* _WRITTEN EXERCISE_: Show each line that has the string "configure" in it.

(Dataset items)
** Begin **

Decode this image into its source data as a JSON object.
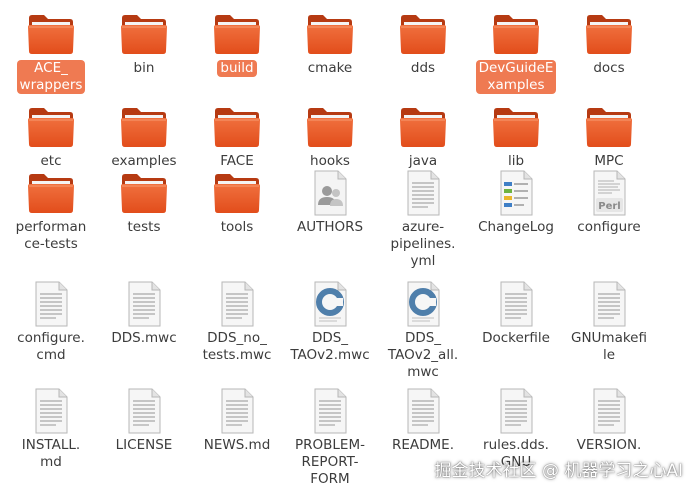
{
  "colors": {
    "folder_front_top": "#f0703e",
    "folder_front_bottom": "#e24d1b",
    "folder_back": "#b63a12",
    "folder_paper": "#f4f4f4",
    "selected_bg": "#ef7a52"
  },
  "files": [
    {
      "label": "ACE_\nwrappers",
      "icon": "folder-icon",
      "selected": true
    },
    {
      "label": "bin",
      "icon": "folder-icon",
      "selected": false
    },
    {
      "label": "build",
      "icon": "folder-icon",
      "selected": true
    },
    {
      "label": "cmake",
      "icon": "folder-icon",
      "selected": false
    },
    {
      "label": "dds",
      "icon": "folder-icon",
      "selected": false
    },
    {
      "label": "DevGuideE\nxamples",
      "icon": "folder-icon",
      "selected": true
    },
    {
      "label": "docs",
      "icon": "folder-icon",
      "selected": false
    },
    {
      "label": "etc",
      "icon": "folder-icon",
      "selected": false
    },
    {
      "label": "examples",
      "icon": "folder-icon",
      "selected": false
    },
    {
      "label": "FACE",
      "icon": "folder-icon",
      "selected": false
    },
    {
      "label": "hooks",
      "icon": "folder-icon",
      "selected": false
    },
    {
      "label": "java",
      "icon": "folder-icon",
      "selected": false
    },
    {
      "label": "lib",
      "icon": "folder-icon",
      "selected": false
    },
    {
      "label": "MPC",
      "icon": "folder-icon",
      "selected": false
    },
    {
      "label": "performan\nce-tests",
      "icon": "folder-icon",
      "selected": false
    },
    {
      "label": "tests",
      "icon": "folder-icon",
      "selected": false
    },
    {
      "label": "tools",
      "icon": "folder-icon",
      "selected": false
    },
    {
      "label": "AUTHORS",
      "icon": "contact-document-icon",
      "selected": false
    },
    {
      "label": "azure-\npipelines.\nyml",
      "icon": "text-document-icon",
      "selected": false
    },
    {
      "label": "ChangeLog",
      "icon": "changelog-document-icon",
      "selected": false
    },
    {
      "label": "configure",
      "icon": "perl-script-icon",
      "selected": false
    },
    {
      "label": "configure.\ncmd",
      "icon": "text-document-icon",
      "selected": false
    },
    {
      "label": "DDS.mwc",
      "icon": "text-document-icon",
      "selected": false
    },
    {
      "label": "DDS_no_\ntests.mwc",
      "icon": "text-document-icon",
      "selected": false
    },
    {
      "label": "DDS_\nTAOv2.mwc",
      "icon": "c-source-icon",
      "selected": false
    },
    {
      "label": "DDS_\nTAOv2_all.\nmwc",
      "icon": "c-source-icon",
      "selected": false
    },
    {
      "label": "Dockerfile",
      "icon": "text-document-icon",
      "selected": false
    },
    {
      "label": "GNUmakefi\nle",
      "icon": "text-document-icon",
      "selected": false
    },
    {
      "label": "INSTALL.\nmd",
      "icon": "text-document-icon",
      "selected": false
    },
    {
      "label": "LICENSE",
      "icon": "text-document-icon",
      "selected": false
    },
    {
      "label": "NEWS.md",
      "icon": "text-document-icon",
      "selected": false
    },
    {
      "label": "PROBLEM-\nREPORT-\nFORM",
      "icon": "text-document-icon",
      "selected": false
    },
    {
      "label": "README.",
      "icon": "text-document-icon",
      "selected": false
    },
    {
      "label": "rules.dds.\nGNU",
      "icon": "text-document-icon",
      "selected": false
    },
    {
      "label": "VERSION.",
      "icon": "text-document-icon",
      "selected": false
    }
  ],
  "watermark": "掘金技术社区 @ 机器学习之心AI"
}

** End **

* _EXERCISE SOLUTION_:
      "label": "configure",
      "label": "configure.\ncmd",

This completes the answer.